===== AVAILABLE DATA =====
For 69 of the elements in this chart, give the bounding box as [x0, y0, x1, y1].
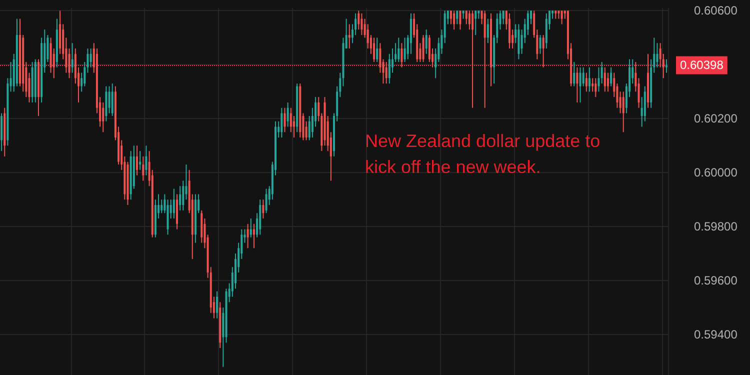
candlestick [459, 10, 462, 30]
candlestick [160, 199, 163, 214]
candlestick [539, 34, 542, 54]
y-tick-label: 0.59400 [694, 328, 738, 342]
candlestick [502, 10, 504, 25]
candlestick [456, 10, 458, 25]
y-tick-label: 0.59800 [694, 220, 738, 234]
candlestick [422, 34, 424, 62]
candlestick [216, 290, 218, 319]
candlestick [453, 10, 456, 30]
candlestick [425, 29, 428, 54]
candlestick [373, 37, 376, 62]
candlestick [656, 42, 658, 68]
candlestick [179, 186, 182, 211]
candlestick [665, 58, 668, 74]
candlestick [592, 78, 594, 92]
candlestick [594, 78, 597, 98]
candlestick [576, 66, 578, 103]
y-tick-label: 0.59600 [694, 274, 738, 288]
candlestick [292, 115, 295, 138]
candlestick [68, 48, 70, 79]
candlestick [142, 156, 144, 182]
candlestick [111, 83, 114, 116]
candlestick [604, 66, 606, 92]
candlestick [622, 91, 624, 133]
candlestick [542, 34, 544, 68]
candlestick [376, 37, 378, 62]
candlestick [486, 18, 489, 44]
candlestick [573, 61, 576, 87]
candlestick [588, 66, 591, 92]
candlestick [136, 145, 138, 176]
candlestick [606, 72, 609, 92]
annotation: New Zealand dollar update to kick off the new week. [365, 131, 606, 177]
candlestick [360, 12, 363, 36]
y-tick-label: 0.60000 [694, 166, 738, 180]
candlestick [472, 10, 474, 108]
candlestick [102, 102, 104, 133]
candlestick [252, 223, 255, 249]
y-tick-label: 0.60200 [694, 112, 738, 126]
candlestick [139, 150, 142, 170]
candlestick [280, 107, 283, 138]
candlestick [579, 66, 582, 103]
candlestick [172, 188, 175, 219]
candlestick [400, 42, 403, 68]
candlestick [404, 37, 406, 62]
candlestick [385, 61, 388, 84]
candlestick [90, 48, 92, 68]
candlestick [398, 37, 400, 62]
candlestick [610, 66, 612, 87]
candlestick [379, 42, 382, 74]
candlestick [71, 42, 74, 74]
candlestick [468, 10, 470, 30]
candlestick [560, 10, 563, 25]
candlestick [286, 102, 289, 128]
ref-line-label: 0.60398 [680, 58, 724, 72]
candlestick [600, 61, 603, 84]
candlestick [250, 218, 252, 238]
candlestick [284, 107, 286, 133]
candlestick [108, 86, 110, 114]
candlestick [598, 66, 600, 92]
candlestick [265, 188, 268, 214]
candlestick [582, 66, 584, 87]
candlestick [262, 199, 264, 219]
y-tick-label: 0.60600 [694, 4, 738, 18]
candlestick [145, 145, 148, 176]
candlestick [585, 72, 588, 92]
candlestick [246, 223, 249, 249]
candlestick [474, 10, 477, 36]
candlestick [348, 24, 350, 49]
=====
WORK TO COMPLETE: Copy the rows above without changes, from the line that contains "candlestick [459, 10, 462, 30]" through the line that contains "candlestick [292, 115, 295, 138]", including both of those lines.

WRITTEN RESPONSE:
candlestick [459, 10, 462, 30]
candlestick [160, 199, 163, 214]
candlestick [539, 34, 542, 54]
y-tick-label: 0.59400 [694, 328, 738, 342]
candlestick [502, 10, 504, 25]
candlestick [456, 10, 458, 25]
y-tick-label: 0.59800 [694, 220, 738, 234]
candlestick [422, 34, 424, 62]
candlestick [216, 290, 218, 319]
candlestick [453, 10, 456, 30]
candlestick [425, 29, 428, 54]
candlestick [373, 37, 376, 62]
candlestick [656, 42, 658, 68]
candlestick [179, 186, 182, 211]
candlestick [665, 58, 668, 74]
candlestick [592, 78, 594, 92]
candlestick [594, 78, 597, 98]
candlestick [576, 66, 578, 103]
y-tick-label: 0.59600 [694, 274, 738, 288]
candlestick [292, 115, 295, 138]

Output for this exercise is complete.